→ Extracted material:

+-------+

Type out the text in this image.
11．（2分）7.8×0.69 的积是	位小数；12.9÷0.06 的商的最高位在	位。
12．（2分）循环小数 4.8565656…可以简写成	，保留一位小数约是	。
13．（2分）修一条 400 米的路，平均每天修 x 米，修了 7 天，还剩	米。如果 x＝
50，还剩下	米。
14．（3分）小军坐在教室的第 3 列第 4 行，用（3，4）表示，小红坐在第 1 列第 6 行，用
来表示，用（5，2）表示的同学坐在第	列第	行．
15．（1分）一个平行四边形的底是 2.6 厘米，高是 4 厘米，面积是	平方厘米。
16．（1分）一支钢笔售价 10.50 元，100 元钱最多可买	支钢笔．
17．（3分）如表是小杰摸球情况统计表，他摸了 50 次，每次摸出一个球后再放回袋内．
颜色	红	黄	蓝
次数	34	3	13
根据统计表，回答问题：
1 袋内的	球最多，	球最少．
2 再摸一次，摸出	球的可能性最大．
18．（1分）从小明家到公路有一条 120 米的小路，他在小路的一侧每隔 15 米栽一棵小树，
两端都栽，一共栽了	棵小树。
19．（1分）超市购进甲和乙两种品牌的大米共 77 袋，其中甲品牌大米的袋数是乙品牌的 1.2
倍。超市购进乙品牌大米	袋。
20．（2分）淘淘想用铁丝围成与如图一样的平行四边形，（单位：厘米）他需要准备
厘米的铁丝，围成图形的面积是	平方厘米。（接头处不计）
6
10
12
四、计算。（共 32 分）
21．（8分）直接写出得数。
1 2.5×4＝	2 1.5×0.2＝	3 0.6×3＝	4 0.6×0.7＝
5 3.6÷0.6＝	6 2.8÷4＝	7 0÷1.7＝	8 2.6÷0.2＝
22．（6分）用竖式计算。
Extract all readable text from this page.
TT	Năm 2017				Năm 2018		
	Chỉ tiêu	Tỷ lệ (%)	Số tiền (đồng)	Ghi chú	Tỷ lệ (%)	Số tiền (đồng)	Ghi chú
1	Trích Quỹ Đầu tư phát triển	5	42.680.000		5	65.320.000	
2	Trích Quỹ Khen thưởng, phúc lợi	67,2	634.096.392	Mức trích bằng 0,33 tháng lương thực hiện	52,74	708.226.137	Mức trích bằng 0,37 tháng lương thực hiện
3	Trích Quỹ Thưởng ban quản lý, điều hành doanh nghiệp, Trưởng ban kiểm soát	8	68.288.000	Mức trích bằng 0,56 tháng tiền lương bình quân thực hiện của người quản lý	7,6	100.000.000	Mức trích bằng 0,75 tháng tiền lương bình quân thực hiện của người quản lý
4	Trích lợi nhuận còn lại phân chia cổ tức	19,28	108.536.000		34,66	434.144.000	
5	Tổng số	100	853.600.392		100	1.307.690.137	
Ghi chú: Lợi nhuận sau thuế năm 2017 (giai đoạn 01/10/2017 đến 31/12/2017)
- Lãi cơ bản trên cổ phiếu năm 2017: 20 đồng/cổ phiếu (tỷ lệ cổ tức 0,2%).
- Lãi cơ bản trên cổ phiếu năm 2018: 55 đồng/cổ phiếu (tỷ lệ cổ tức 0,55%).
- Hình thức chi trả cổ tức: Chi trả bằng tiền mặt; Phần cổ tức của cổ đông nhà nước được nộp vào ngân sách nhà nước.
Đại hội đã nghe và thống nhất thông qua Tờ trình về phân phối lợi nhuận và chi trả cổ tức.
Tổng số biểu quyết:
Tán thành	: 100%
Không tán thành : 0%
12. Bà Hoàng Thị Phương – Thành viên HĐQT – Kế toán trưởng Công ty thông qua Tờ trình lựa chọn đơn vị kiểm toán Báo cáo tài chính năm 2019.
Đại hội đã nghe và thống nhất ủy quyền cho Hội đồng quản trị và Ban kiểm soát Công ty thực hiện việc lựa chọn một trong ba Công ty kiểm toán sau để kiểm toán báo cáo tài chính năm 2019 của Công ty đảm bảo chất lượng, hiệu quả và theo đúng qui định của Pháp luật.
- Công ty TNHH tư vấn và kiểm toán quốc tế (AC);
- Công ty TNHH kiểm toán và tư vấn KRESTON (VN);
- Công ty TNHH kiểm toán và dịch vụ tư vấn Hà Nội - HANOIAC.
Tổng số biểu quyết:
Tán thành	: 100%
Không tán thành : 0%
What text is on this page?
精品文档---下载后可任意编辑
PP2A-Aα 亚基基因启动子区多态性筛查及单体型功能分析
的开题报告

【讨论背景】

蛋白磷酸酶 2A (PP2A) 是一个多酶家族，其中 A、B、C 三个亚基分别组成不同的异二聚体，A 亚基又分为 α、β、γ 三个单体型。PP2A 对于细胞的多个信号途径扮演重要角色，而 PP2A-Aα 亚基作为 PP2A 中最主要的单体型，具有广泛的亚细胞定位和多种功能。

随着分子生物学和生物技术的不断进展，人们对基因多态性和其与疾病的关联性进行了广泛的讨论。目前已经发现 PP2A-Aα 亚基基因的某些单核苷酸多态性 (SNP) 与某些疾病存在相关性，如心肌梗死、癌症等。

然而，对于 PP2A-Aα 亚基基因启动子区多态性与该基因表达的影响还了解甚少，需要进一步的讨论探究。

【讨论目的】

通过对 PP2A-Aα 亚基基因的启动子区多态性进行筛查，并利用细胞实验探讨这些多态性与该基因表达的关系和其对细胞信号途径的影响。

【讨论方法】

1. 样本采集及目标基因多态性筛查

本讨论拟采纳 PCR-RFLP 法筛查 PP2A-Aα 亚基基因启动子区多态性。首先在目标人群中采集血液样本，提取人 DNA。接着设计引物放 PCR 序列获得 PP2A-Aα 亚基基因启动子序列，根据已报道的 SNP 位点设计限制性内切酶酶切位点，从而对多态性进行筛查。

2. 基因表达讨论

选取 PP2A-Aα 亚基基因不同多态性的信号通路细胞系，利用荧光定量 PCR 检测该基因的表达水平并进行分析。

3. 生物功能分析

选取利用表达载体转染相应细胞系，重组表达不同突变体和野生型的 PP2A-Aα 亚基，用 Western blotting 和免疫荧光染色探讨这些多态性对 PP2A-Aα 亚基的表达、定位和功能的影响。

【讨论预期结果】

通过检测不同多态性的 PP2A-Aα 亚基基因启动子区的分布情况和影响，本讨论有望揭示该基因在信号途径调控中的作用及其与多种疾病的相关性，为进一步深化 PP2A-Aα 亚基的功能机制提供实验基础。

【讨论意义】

+-------+

→ Job:
Go through the data and return every record exactly.

→ Result:
Type out the text in this image.
11．（2分）7.8×0.69 的积是	位小数；12.9÷0.06 的商的最高位在	位。
12．（2分）循环小数 4.8565656…可以简写成	，保留一位小数约是	。
13．（2分）修一条 400 米的路，平均每天修 x 米，修了 7 天，还剩	米。如果 x＝
50，还剩下	米。
14．（3分）小军坐在教室的第 3 列第 4 行，用（3，4）表示，小红坐在第 1 列第 6 行，用
来表示，用（5，2）表示的同学坐在第	列第	行．
15．（1分）一个平行四边形的底是 2.6 厘米，高是 4 厘米，面积是	平方厘米。
16．（1分）一支钢笔售价 10.50 元，100 元钱最多可买	支钢笔．
17．（3分）如表是小杰摸球情况统计表，他摸了 50 次，每次摸出一个球后再放回袋内．
颜色	红	黄	蓝
次数	34	3	13
根据统计表，回答问题：
1 袋内的	球最多，	球最少．
2 再摸一次，摸出	球的可能性最大．
18．（1分）从小明家到公路有一条 120 米的小路，他在小路的一侧每隔 15 米栽一棵小树，
两端都栽，一共栽了	棵小树。
19．（1分）超市购进甲和乙两种品牌的大米共 77 袋，其中甲品牌大米的袋数是乙品牌的 1.2
倍。超市购进乙品牌大米	袋。
20．（2分）淘淘想用铁丝围成与如图一样的平行四边形，（单位：厘米）他需要准备
厘米的铁丝，围成图形的面积是	平方厘米。（接头处不计）
6
10
12
四、计算。（共 32 分）
21．（8分）直接写出得数。
1 2.5×4＝	2 1.5×0.2＝	3 0.6×3＝	4 0.6×0.7＝
5 3.6÷0.6＝	6 2.8÷4＝	7 0÷1.7＝	8 2.6÷0.2＝
22．（6分）用竖式计算。
Extract all readable text from this page.
TT	Năm 2017				Năm 2018		
	Chỉ tiêu	Tỷ lệ (%)	Số tiền (đồng)	Ghi chú	Tỷ lệ (%)	Số tiền (đồng)	Ghi chú
1	Trích Quỹ Đầu tư phát triển	5	42.680.000		5	65.320.000	
2	Trích Quỹ Khen thưởng, phúc lợi	67,2	634.096.392	Mức trích bằng 0,33 tháng lương thực hiện	52,74	708.226.137	Mức trích bằng 0,37 tháng lương thực hiện
3	Trích Quỹ Thưởng ban quản lý, điều hành doanh nghiệp, Trưởng ban kiểm soát	8	68.288.000	Mức trích bằng 0,56 tháng tiền lương bình quân thực hiện của người quản lý	7,6	100.000.000	Mức trích bằng 0,75 tháng tiền lương bình quân thực hiện của người quản lý
4	Trích lợi nhuận còn lại phân chia cổ tức	19,28	108.536.000		34,66	434.144.000	
5	Tổng số	100	853.600.392		100	1.307.690.137	
Ghi chú: Lợi nhuận sau thuế năm 2017 (giai đoạn 01/10/2017 đến 31/12/2017)
- Lãi cơ bản trên cổ phiếu năm 2017: 20 đồng/cổ phiếu (tỷ lệ cổ tức 0,2%).
- Lãi cơ bản trên cổ phiếu năm 2018: 55 đồng/cổ phiếu (tỷ lệ cổ tức 0,55%).
- Hình thức chi trả cổ tức: Chi trả bằng tiền mặt; Phần cổ tức của cổ đông nhà nước được nộp vào ngân sách nhà nước.
Đại hội đã nghe và thống nhất thông qua Tờ trình về phân phối lợi nhuận và chi trả cổ tức.
Tổng số biểu quyết:
Tán thành	: 100%
Không tán thành : 0%
12. Bà Hoàng Thị Phương – Thành viên HĐQT – Kế toán trưởng Công ty thông qua Tờ trình lựa chọn đơn vị kiểm toán Báo cáo tài chính năm 2019.
Đại hội đã nghe và thống nhất ủy quyền cho Hội đồng quản trị và Ban kiểm soát Công ty thực hiện việc lựa chọn một trong ba Công ty kiểm toán sau để kiểm toán báo cáo tài chính năm 2019 của Công ty đảm bảo chất lượng, hiệu quả và theo đúng qui định của Pháp luật.
- Công ty TNHH tư vấn và kiểm toán quốc tế (AC);
- Công ty TNHH kiểm toán và tư vấn KRESTON (VN);
- Công ty TNHH kiểm toán và dịch vụ tư vấn Hà Nội - HANOIAC.
Tổng số biểu quyết:
Tán thành	: 100%
Không tán thành : 0%
What text is on this page?
精品文档---下载后可任意编辑
PP2A-Aα 亚基基因启动子区多态性筛查及单体型功能分析
的开题报告

【讨论背景】

蛋白磷酸酶 2A (PP2A) 是一个多酶家族，其中 A、B、C 三个亚基分别组成不同的异二聚体，A 亚基又分为 α、β、γ 三个单体型。PP2A 对于细胞的多个信号途径扮演重要角色，而 PP2A-Aα 亚基作为 PP2A 中最主要的单体型，具有广泛的亚细胞定位和多种功能。

随着分子生物学和生物技术的不断进展，人们对基因多态性和其与疾病的关联性进行了广泛的讨论。目前已经发现 PP2A-Aα 亚基基因的某些单核苷酸多态性 (SNP) 与某些疾病存在相关性，如心肌梗死、癌症等。

然而，对于 PP2A-Aα 亚基基因启动子区多态性与该基因表达的影响还了解甚少，需要进一步的讨论探究。

【讨论目的】

通过对 PP2A-Aα 亚基基因的启动子区多态性进行筛查，并利用细胞实验探讨这些多态性与该基因表达的关系和其对细胞信号途径的影响。

【讨论方法】

1. 样本采集及目标基因多态性筛查

本讨论拟采纳 PCR-RFLP 法筛查 PP2A-Aα 亚基基因启动子区多态性。首先在目标人群中采集血液样本，提取人 DNA。接着设计引物放 PCR 序列获得 PP2A-Aα 亚基基因启动子序列，根据已报道的 SNP 位点设计限制性内切酶酶切位点，从而对多态性进行筛查。

2. 基因表达讨论

选取 PP2A-Aα 亚基基因不同多态性的信号通路细胞系，利用荧光定量 PCR 检测该基因的表达水平并进行分析。

3. 生物功能分析

选取利用表达载体转染相应细胞系，重组表达不同突变体和野生型的 PP2A-Aα 亚基，用 Western blotting 和免疫荧光染色探讨这些多态性对 PP2A-Aα 亚基的表达、定位和功能的影响。

【讨论预期结果】

通过检测不同多态性的 PP2A-Aα 亚基基因启动子区的分布情况和影响，本讨论有望揭示该基因在信号途径调控中的作用及其与多种疾病的相关性，为进一步深化 PP2A-Aα 亚基的功能机制提供实验基础。

【讨论意义】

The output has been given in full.